[Extracted data entries]
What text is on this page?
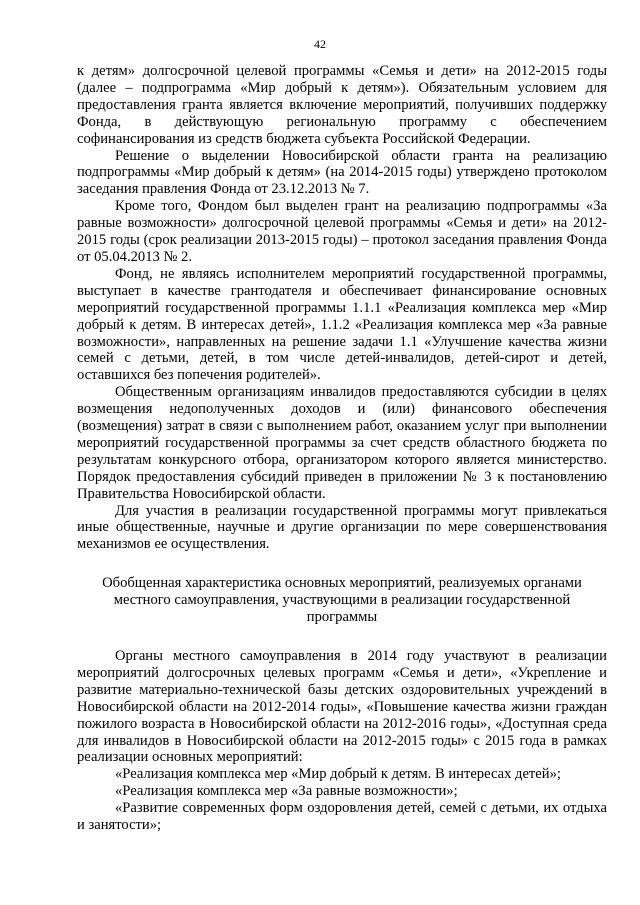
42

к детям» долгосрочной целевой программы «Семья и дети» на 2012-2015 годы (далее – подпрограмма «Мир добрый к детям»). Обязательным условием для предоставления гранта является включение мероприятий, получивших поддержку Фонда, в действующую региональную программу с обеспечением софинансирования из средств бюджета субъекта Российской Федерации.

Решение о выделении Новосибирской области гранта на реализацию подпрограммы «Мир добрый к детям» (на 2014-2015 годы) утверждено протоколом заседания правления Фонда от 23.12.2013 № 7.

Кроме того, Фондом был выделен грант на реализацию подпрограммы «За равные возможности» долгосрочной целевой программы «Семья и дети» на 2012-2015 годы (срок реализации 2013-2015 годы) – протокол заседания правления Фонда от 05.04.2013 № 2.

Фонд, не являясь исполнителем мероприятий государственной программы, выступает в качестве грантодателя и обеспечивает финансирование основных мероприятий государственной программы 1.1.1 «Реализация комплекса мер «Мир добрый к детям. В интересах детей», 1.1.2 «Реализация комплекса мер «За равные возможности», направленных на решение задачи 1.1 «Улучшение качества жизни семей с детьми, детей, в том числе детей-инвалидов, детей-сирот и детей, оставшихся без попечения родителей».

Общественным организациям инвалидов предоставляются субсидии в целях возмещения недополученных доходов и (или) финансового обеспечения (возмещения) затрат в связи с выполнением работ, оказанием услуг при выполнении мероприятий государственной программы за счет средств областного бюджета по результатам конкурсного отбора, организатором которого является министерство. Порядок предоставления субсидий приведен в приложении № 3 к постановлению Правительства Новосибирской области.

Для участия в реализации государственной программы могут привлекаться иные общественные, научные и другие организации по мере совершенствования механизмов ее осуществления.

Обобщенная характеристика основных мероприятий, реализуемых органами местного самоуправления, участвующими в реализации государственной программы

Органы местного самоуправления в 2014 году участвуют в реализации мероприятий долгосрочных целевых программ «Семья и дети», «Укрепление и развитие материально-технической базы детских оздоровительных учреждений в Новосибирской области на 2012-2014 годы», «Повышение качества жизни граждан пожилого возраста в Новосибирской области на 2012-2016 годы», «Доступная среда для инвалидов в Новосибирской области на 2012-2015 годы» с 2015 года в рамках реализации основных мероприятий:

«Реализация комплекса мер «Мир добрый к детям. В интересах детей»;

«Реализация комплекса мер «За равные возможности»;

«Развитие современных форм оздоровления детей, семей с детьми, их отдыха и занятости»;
* * *
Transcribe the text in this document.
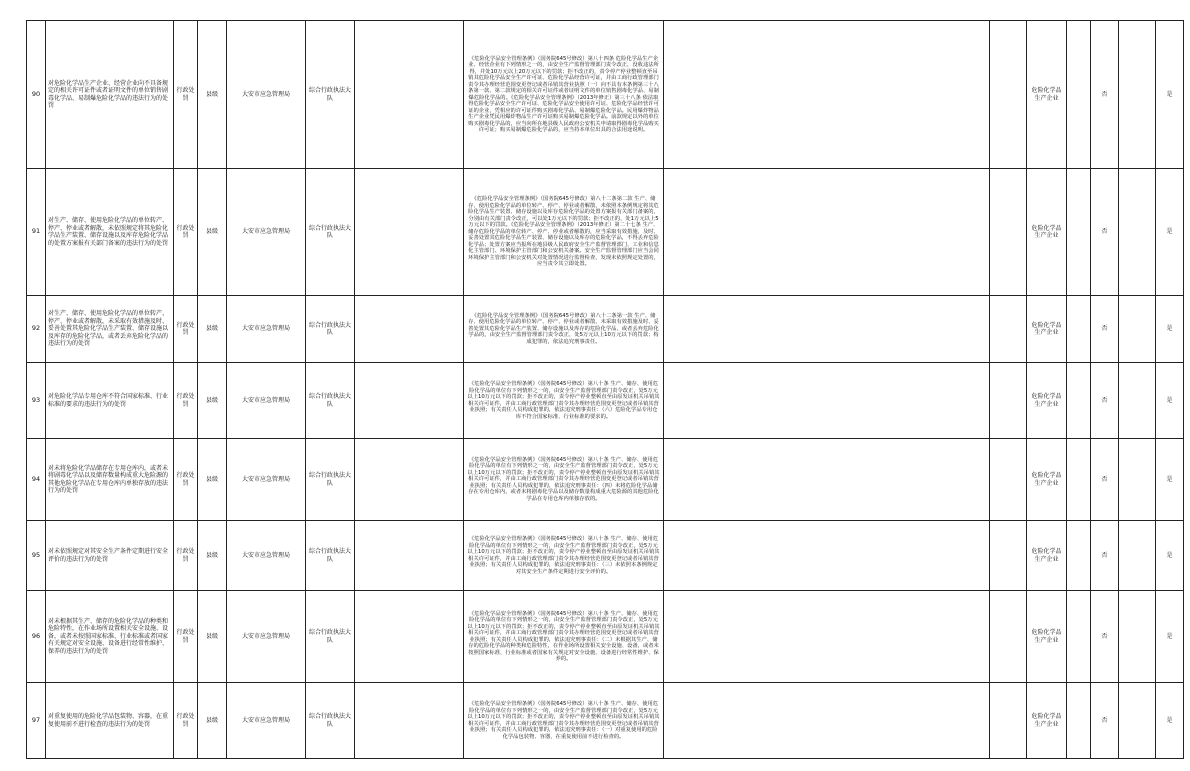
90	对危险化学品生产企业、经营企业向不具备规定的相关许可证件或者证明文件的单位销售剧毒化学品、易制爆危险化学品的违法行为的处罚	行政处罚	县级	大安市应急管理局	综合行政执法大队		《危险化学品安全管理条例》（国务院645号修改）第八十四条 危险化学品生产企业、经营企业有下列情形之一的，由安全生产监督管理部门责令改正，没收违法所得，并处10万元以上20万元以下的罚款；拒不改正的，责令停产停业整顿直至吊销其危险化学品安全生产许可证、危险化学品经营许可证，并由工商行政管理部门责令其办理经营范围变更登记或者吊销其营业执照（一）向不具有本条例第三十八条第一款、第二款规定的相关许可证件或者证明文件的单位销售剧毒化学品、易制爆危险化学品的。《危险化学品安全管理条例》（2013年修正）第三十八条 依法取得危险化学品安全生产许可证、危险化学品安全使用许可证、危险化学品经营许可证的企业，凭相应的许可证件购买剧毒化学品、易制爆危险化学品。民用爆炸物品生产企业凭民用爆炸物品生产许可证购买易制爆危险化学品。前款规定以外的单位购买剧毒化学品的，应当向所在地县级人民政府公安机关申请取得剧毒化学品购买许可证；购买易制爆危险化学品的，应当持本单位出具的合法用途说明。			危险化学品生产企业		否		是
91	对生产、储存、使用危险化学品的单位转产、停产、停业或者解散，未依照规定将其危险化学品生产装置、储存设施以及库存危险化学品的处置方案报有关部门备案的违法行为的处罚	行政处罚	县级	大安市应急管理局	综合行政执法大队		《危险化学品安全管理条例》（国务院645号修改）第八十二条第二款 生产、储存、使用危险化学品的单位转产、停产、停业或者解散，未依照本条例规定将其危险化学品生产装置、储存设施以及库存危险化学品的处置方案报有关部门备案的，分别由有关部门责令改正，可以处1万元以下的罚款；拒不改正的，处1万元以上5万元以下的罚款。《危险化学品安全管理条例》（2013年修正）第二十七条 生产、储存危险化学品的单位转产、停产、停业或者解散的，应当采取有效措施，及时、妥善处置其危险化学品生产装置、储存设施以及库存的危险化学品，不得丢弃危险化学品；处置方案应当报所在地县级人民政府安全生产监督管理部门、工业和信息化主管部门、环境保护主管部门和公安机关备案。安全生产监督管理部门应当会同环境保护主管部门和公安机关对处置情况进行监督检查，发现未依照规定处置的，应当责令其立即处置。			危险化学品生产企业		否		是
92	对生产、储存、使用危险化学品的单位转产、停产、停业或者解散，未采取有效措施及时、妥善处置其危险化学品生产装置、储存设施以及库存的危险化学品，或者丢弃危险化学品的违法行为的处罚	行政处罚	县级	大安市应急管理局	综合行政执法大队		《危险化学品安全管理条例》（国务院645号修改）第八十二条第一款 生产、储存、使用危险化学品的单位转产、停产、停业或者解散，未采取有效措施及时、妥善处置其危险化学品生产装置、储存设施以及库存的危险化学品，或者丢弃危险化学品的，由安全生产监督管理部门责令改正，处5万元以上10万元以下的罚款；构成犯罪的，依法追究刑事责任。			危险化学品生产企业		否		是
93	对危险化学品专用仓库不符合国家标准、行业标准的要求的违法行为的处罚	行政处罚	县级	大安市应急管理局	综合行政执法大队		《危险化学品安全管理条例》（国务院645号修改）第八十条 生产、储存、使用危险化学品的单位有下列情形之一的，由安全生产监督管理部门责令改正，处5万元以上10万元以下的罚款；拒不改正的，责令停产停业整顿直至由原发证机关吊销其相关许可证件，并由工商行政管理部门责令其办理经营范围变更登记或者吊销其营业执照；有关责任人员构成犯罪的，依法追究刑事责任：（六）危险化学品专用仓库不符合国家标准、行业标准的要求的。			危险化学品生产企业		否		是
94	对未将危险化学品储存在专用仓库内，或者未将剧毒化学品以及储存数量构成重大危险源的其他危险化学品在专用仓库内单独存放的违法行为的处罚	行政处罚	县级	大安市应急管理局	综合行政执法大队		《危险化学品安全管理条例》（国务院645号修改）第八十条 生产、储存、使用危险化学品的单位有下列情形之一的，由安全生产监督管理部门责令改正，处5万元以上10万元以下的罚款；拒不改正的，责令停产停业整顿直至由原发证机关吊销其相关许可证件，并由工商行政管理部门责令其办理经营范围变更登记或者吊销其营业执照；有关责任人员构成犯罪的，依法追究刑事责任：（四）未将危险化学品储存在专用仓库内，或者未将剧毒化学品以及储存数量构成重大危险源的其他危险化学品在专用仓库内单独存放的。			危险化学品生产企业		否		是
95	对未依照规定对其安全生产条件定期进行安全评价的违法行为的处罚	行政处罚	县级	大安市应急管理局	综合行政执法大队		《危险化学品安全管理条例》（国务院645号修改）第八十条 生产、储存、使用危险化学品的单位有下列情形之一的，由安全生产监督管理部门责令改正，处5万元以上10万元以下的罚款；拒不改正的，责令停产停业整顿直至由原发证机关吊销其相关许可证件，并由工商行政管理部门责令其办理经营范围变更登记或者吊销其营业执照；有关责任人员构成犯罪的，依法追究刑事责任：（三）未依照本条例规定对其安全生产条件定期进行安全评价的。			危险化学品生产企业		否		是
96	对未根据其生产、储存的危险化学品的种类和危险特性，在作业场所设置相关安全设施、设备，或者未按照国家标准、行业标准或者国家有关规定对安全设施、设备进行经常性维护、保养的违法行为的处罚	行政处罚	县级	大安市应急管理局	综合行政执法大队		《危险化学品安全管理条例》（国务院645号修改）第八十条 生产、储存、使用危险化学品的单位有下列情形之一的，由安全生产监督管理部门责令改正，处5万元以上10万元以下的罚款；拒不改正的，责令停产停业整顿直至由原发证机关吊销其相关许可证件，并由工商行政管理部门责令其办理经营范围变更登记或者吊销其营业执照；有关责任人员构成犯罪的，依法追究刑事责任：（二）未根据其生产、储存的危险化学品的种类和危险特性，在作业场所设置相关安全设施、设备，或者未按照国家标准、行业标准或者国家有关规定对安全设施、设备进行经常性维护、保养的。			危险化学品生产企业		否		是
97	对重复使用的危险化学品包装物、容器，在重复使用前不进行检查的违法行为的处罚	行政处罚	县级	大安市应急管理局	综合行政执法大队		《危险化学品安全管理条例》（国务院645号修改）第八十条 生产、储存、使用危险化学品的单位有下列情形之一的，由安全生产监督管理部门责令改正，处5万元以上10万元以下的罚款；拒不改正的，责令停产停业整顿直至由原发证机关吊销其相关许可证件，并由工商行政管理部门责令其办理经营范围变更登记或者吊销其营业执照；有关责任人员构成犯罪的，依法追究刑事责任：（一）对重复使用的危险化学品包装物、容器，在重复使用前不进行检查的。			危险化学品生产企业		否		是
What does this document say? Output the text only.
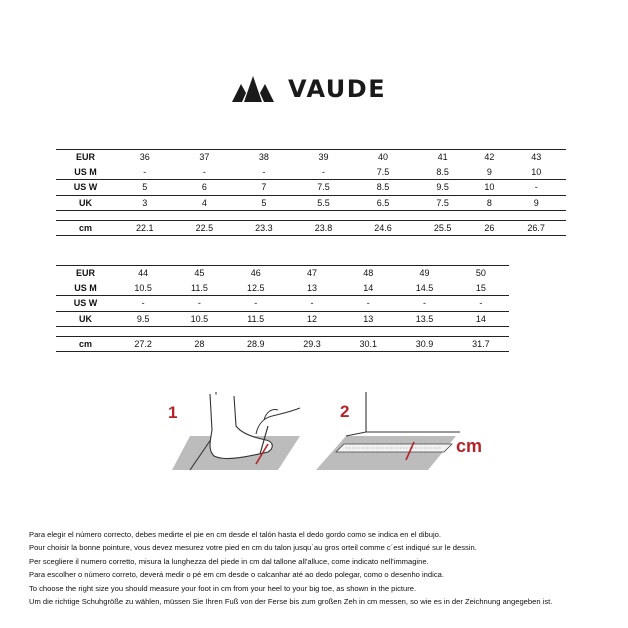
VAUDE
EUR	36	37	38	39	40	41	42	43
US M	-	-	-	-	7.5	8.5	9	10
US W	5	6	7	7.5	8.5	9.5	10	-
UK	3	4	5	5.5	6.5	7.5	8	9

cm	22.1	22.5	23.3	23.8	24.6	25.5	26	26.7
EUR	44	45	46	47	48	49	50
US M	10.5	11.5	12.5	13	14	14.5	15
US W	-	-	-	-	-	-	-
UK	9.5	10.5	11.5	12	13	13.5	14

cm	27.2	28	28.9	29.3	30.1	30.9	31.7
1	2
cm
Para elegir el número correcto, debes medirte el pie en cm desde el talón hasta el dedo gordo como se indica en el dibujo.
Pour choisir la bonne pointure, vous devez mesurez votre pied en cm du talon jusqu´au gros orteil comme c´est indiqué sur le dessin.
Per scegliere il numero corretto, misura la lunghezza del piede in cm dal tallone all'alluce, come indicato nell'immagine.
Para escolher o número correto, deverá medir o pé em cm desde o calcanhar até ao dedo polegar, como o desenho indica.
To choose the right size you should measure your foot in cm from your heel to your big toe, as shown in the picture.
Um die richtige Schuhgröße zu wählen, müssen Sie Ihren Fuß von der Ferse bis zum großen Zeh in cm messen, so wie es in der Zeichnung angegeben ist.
--
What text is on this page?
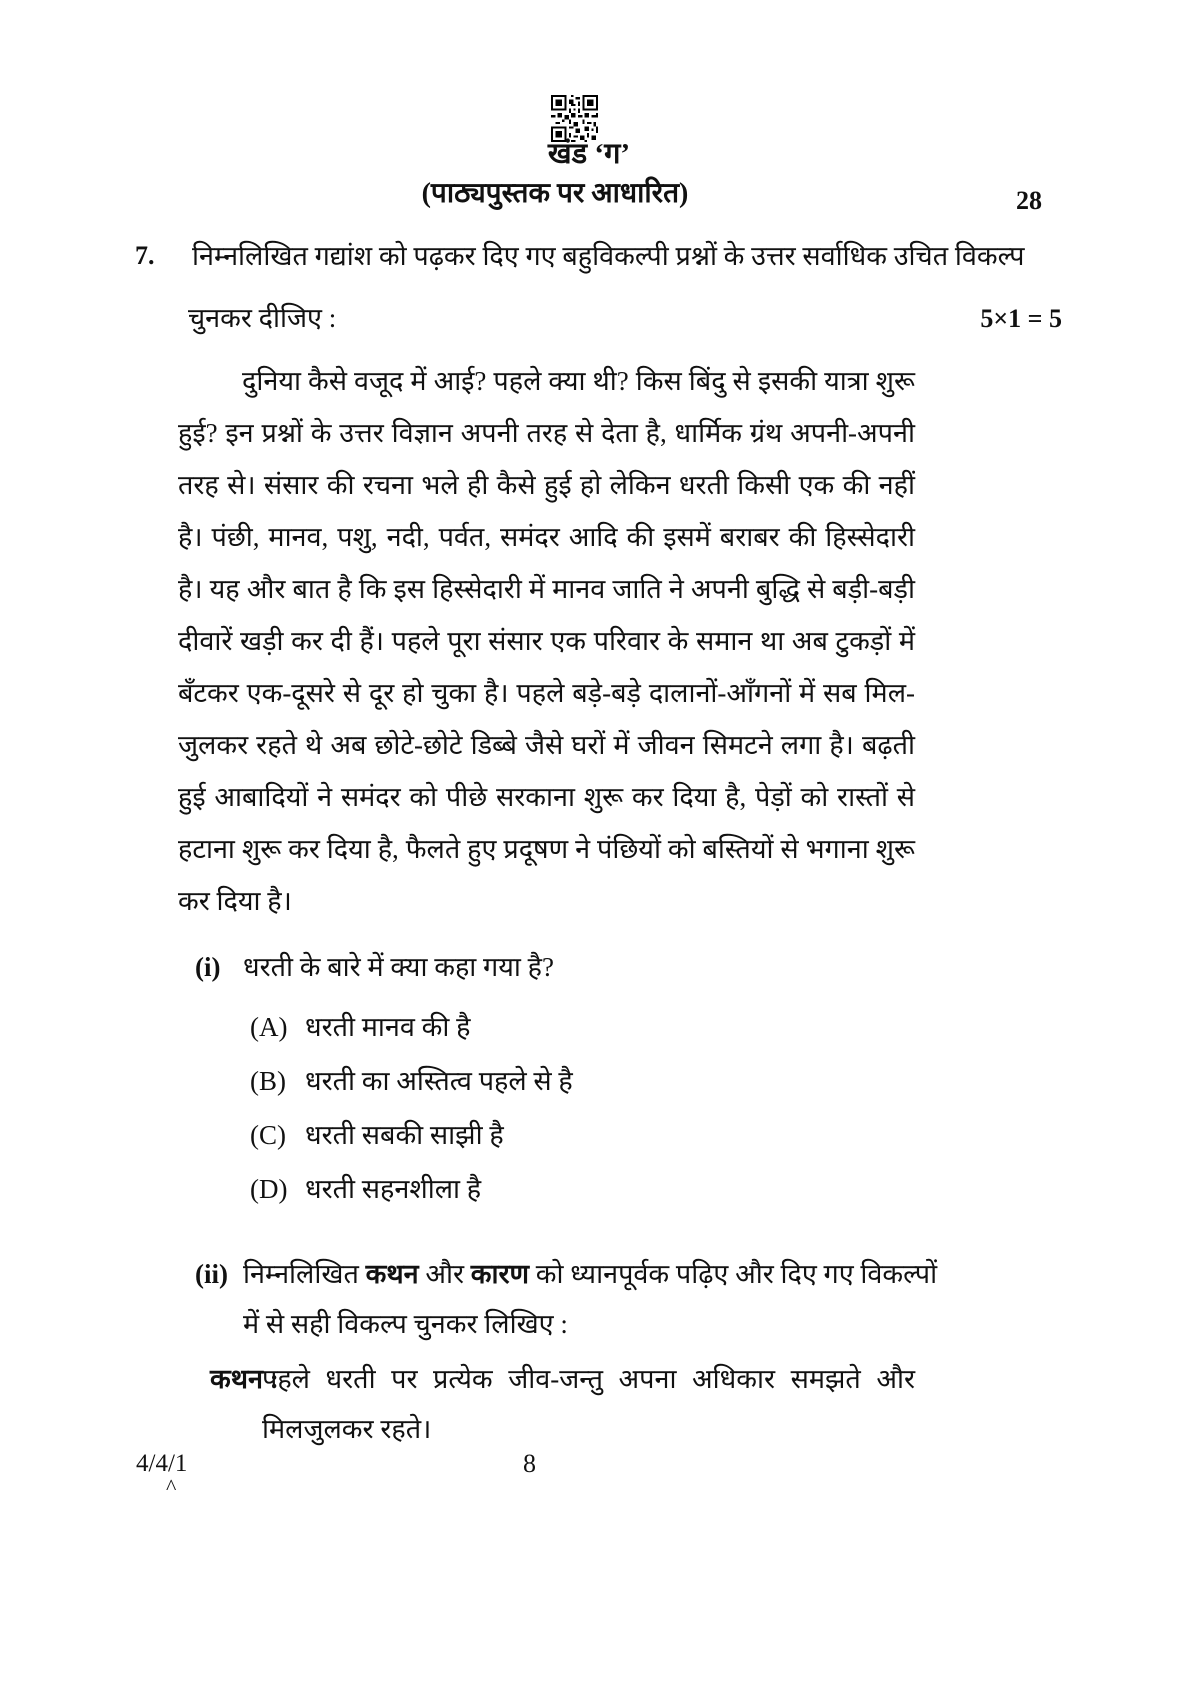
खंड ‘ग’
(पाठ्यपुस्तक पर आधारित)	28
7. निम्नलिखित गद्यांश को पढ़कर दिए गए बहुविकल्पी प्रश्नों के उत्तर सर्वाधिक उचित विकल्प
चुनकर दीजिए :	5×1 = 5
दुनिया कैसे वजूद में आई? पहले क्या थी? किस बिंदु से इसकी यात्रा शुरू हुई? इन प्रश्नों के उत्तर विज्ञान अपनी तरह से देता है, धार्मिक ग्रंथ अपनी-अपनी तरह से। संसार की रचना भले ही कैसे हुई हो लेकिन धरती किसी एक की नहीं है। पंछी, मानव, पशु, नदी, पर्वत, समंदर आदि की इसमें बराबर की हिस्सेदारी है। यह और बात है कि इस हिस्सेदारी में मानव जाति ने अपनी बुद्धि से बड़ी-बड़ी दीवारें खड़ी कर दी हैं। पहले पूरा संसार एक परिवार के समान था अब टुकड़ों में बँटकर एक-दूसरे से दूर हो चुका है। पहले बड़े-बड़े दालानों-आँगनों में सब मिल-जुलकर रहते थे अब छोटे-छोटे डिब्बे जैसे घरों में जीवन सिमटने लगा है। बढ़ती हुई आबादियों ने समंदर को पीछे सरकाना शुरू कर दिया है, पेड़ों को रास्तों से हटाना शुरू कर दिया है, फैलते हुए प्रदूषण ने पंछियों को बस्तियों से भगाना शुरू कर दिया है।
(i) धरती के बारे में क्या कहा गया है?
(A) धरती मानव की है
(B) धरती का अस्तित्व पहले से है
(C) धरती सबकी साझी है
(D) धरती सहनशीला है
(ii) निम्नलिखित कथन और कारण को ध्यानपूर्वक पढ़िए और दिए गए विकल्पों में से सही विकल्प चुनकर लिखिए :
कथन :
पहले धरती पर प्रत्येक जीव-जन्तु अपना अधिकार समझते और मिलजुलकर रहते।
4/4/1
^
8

● **The request**
Tally how many lines in the material above hold the word "desde". Write only that number.

● **Final result**
2